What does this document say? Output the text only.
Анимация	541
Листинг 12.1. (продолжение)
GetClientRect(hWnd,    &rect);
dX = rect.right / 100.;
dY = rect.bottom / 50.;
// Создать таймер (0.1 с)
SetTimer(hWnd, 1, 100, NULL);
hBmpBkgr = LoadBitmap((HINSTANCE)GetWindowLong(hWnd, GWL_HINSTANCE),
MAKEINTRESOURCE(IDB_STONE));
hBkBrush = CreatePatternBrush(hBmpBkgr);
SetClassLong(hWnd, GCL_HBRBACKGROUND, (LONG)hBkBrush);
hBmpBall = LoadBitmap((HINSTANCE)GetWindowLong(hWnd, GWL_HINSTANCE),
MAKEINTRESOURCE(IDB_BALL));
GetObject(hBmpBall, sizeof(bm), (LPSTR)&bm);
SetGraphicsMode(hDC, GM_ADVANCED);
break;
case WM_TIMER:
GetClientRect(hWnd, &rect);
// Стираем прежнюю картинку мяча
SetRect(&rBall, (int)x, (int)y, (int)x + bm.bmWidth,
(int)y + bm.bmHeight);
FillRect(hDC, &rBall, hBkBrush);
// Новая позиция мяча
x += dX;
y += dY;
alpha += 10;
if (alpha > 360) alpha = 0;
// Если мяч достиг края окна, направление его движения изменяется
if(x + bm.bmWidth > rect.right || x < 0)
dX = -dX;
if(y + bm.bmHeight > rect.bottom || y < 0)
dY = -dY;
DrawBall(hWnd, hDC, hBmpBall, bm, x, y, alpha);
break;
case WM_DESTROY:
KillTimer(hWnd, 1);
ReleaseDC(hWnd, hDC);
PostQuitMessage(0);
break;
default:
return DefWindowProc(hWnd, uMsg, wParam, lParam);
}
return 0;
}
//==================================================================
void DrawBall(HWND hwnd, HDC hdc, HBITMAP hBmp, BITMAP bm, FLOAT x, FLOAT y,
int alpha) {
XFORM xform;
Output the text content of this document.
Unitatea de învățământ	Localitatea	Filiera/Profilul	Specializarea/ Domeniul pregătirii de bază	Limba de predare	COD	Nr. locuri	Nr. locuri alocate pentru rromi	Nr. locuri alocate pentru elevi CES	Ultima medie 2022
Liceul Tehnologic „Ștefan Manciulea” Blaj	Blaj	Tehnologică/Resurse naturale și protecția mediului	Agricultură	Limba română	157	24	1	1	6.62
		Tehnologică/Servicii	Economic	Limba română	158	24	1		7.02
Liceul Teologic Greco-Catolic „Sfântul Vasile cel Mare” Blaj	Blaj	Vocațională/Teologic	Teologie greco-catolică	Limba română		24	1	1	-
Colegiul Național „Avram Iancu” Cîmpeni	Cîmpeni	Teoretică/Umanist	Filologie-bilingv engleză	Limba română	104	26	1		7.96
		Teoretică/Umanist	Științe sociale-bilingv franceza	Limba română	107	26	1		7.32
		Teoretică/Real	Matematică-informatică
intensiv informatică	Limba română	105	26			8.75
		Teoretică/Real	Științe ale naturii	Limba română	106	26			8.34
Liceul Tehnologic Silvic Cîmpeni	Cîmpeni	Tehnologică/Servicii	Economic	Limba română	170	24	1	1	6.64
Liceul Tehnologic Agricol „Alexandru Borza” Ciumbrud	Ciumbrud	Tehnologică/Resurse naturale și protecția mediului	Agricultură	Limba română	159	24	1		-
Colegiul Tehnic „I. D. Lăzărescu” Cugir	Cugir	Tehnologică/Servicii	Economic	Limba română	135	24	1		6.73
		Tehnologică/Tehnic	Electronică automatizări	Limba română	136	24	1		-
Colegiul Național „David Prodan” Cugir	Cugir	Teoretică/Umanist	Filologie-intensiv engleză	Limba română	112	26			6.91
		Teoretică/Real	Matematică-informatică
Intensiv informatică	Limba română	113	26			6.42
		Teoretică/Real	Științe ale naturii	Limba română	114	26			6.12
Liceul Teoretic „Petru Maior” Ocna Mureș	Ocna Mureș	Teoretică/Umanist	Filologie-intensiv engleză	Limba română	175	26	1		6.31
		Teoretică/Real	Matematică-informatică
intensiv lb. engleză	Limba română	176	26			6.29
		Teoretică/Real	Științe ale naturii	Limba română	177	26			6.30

**Short problem:** From the data, list each line in which the string "naturii" appears.

**Complete output:**
		Teoretică/Real	Științe ale naturii	Limba română	106	26			8.34
		Teoretică/Real	Științe ale naturii	Limba română	114	26			6.12
		Teoretică/Real	Științe ale naturii	Limba română	177	26			6.30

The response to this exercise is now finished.